**STORED DATA**

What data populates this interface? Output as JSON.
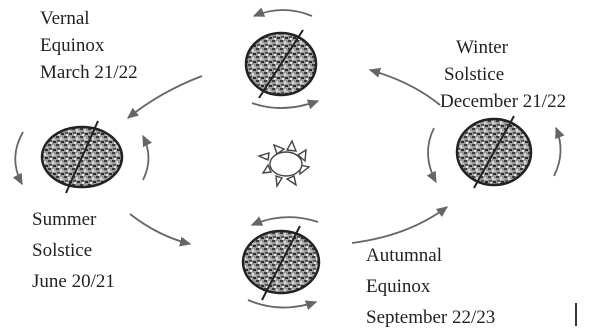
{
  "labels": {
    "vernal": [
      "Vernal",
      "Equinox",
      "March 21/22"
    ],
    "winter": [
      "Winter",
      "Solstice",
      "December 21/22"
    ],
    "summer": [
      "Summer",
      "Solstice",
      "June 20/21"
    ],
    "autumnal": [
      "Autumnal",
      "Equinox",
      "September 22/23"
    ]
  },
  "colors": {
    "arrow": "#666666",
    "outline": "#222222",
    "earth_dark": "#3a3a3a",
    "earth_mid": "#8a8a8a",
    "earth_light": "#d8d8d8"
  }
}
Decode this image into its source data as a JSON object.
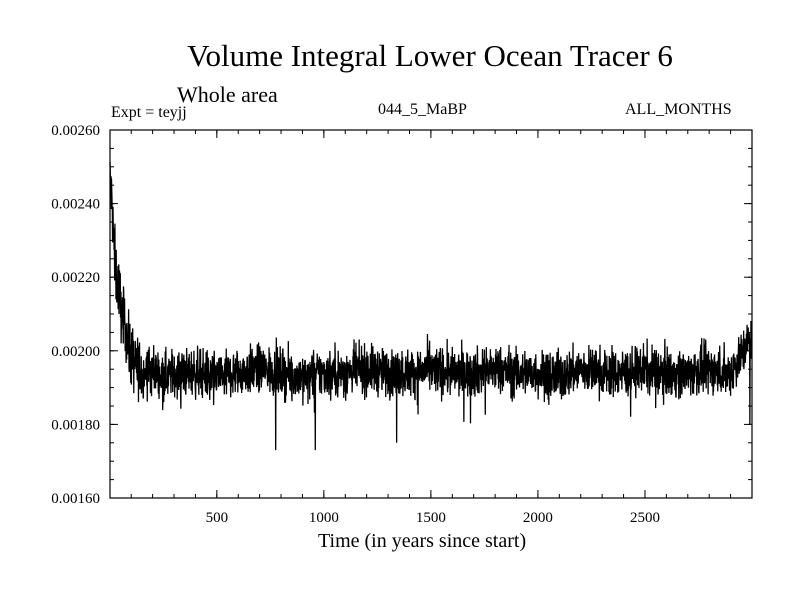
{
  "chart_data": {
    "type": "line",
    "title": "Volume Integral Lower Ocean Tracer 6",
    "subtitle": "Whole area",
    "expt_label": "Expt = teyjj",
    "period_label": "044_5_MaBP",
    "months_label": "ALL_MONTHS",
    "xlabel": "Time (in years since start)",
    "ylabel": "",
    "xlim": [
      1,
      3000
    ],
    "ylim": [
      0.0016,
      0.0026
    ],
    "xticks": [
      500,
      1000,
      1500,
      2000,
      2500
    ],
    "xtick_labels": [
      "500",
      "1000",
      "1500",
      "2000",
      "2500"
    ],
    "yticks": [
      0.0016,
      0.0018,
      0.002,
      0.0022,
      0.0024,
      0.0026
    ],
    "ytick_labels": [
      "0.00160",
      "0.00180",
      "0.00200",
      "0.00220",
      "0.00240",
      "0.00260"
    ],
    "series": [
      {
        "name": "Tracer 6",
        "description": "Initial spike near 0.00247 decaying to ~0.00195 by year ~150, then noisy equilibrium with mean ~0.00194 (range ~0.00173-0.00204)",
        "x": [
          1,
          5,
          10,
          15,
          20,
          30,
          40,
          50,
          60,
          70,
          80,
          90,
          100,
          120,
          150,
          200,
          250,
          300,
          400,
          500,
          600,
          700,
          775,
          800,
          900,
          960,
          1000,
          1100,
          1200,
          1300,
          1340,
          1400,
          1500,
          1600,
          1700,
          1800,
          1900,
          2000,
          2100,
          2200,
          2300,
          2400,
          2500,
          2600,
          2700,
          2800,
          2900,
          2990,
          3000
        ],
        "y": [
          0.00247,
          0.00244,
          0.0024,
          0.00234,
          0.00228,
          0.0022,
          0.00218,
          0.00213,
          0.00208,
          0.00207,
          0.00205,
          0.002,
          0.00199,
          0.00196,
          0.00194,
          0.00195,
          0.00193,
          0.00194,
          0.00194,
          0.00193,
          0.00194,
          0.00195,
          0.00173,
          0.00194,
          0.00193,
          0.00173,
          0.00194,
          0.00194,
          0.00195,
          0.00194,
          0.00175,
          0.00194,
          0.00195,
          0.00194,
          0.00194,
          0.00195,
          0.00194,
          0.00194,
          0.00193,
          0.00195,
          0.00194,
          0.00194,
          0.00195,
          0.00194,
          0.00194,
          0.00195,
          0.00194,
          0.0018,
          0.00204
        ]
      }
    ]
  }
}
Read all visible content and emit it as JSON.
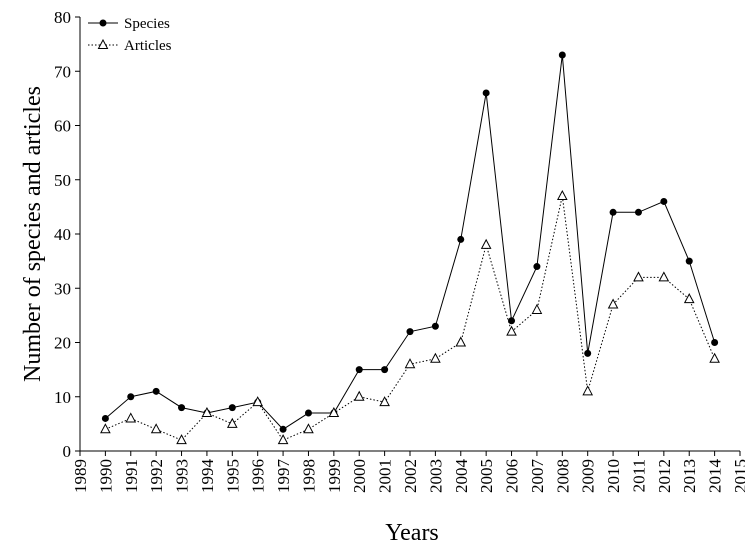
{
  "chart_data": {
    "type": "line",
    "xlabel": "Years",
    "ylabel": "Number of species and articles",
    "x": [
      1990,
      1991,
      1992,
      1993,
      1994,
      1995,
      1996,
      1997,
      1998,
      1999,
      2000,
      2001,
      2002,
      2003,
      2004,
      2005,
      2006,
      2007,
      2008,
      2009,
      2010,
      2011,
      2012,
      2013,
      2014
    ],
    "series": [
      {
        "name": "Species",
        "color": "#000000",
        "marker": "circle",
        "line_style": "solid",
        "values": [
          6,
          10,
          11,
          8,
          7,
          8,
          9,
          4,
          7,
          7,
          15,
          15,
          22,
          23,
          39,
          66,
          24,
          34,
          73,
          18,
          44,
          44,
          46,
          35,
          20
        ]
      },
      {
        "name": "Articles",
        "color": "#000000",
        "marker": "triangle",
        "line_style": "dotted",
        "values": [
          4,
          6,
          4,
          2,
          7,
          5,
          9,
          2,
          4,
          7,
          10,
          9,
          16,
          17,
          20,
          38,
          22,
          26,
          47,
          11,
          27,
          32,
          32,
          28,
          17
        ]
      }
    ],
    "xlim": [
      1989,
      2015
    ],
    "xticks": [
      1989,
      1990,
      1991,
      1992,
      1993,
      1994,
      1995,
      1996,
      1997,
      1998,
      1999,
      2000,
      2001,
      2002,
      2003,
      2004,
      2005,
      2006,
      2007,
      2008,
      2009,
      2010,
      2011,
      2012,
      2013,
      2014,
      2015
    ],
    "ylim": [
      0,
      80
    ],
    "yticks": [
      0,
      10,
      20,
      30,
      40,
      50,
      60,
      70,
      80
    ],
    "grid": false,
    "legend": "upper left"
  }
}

**SHORT PROBLEM**
Write the lines above out again exactly, without any of their pictures.

**REPLY TO THE EXERCISE**
What data populates this interface? Output as JSON.
{
  "labels": {
    "vernal": [
      "Vernal",
      "Equinox",
      "March 21/22"
    ],
    "winter": [
      "Winter",
      "Solstice",
      "December 21/22"
    ],
    "summer": [
      "Summer",
      "Solstice",
      "June 20/21"
    ],
    "autumnal": [
      "Autumnal",
      "Equinox",
      "September 22/23"
    ]
  },
  "colors": {
    "arrow": "#666666",
    "outline": "#222222",
    "earth_dark": "#3a3a3a",
    "earth_mid": "#8a8a8a",
    "earth_light": "#d8d8d8"
  }
}
Decode this image into its source data as a JSON object.
{
  "chart_data": {
    "type": "line",
    "title": "Volume Integral Lower Ocean Tracer 6",
    "subtitle": "Whole area",
    "expt_label": "Expt = teyjj",
    "period_label": "044_5_MaBP",
    "months_label": "ALL_MONTHS",
    "xlabel": "Time (in years since start)",
    "ylabel": "",
    "xlim": [
      1,
      3000
    ],
    "ylim": [
      0.0016,
      0.0026
    ],
    "xticks": [
      500,
      1000,
      1500,
      2000,
      2500
    ],
    "xtick_labels": [
      "500",
      "1000",
      "1500",
      "2000",
      "2500"
    ],
    "yticks": [
      0.0016,
      0.0018,
      0.002,
      0.0022,
      0.0024,
      0.0026
    ],
    "ytick_labels": [
      "0.00160",
      "0.00180",
      "0.00200",
      "0.00220",
      "0.00240",
      "0.00260"
    ],
    "series": [
      {
        "name": "Tracer 6",
        "description": "Initial spike near 0.00247 decaying to ~0.00195 by year ~150, then noisy equilibrium with mean ~0.00194 (range ~0.00173-0.00204)",
        "x": [
          1,
          5,
          10,
          15,
          20,
          30,
          40,
          50,
          60,
          70,
          80,
          90,
          100,
          120,
          150,
          200,
          250,
          300,
          400,
          500,
          600,
          700,
          775,
          800,
          900,
          960,
          1000,
          1100,
          1200,
          1300,
          1340,
          1400,
          1500,
          1600,
          1700,
          1800,
          1900,
          2000,
          2100,
          2200,
          2300,
          2400,
          2500,
          2600,
          2700,
          2800,
          2900,
          2990,
          3000
        ],
        "y": [
          0.00247,
          0.00244,
          0.0024,
          0.00234,
          0.00228,
          0.0022,
          0.00218,
          0.00213,
          0.00208,
          0.00207,
          0.00205,
          0.002,
          0.00199,
          0.00196,
          0.00194,
          0.00195,
          0.00193,
          0.00194,
          0.00194,
          0.00193,
          0.00194,
          0.00195,
          0.00173,
          0.00194,
          0.00193,
          0.00173,
          0.00194,
          0.00194,
          0.00195,
          0.00194,
          0.00175,
          0.00194,
          0.00195,
          0.00194,
          0.00194,
          0.00195,
          0.00194,
          0.00194,
          0.00193,
          0.00195,
          0.00194,
          0.00194,
          0.00195,
          0.00194,
          0.00194,
          0.00195,
          0.00194,
          0.0018,
          0.00204
        ]
      }
    ]
  }
}
Read all visible content and emit it as JSON.
{
  "chart_data": {
    "type": "line",
    "xlabel": "Years",
    "ylabel": "Number of species and articles",
    "x": [
      1990,
      1991,
      1992,
      1993,
      1994,
      1995,
      1996,
      1997,
      1998,
      1999,
      2000,
      2001,
      2002,
      2003,
      2004,
      2005,
      2006,
      2007,
      2008,
      2009,
      2010,
      2011,
      2012,
      2013,
      2014
    ],
    "series": [
      {
        "name": "Species",
        "color": "#000000",
        "marker": "circle",
        "line_style": "solid",
        "values": [
          6,
          10,
          11,
          8,
          7,
          8,
          9,
          4,
          7,
          7,
          15,
          15,
          22,
          23,
          39,
          66,
          24,
          34,
          73,
          18,
          44,
          44,
          46,
          35,
          20
        ]
      },
      {
        "name": "Articles",
        "color": "#000000",
        "marker": "triangle",
        "line_style": "dotted",
        "values": [
          4,
          6,
          4,
          2,
          7,
          5,
          9,
          2,
          4,
          7,
          10,
          9,
          16,
          17,
          20,
          38,
          22,
          26,
          47,
          11,
          27,
          32,
          32,
          28,
          17
        ]
      }
    ],
    "xlim": [
      1989,
      2015
    ],
    "xticks": [
      1989,
      1990,
      1991,
      1992,
      1993,
      1994,
      1995,
      1996,
      1997,
      1998,
      1999,
      2000,
      2001,
      2002,
      2003,
      2004,
      2005,
      2006,
      2007,
      2008,
      2009,
      2010,
      2011,
      2012,
      2013,
      2014,
      2015
    ],
    "ylim": [
      0,
      80
    ],
    "yticks": [
      0,
      10,
      20,
      30,
      40,
      50,
      60,
      70,
      80
    ],
    "grid": false,
    "legend": "upper left"
  }
}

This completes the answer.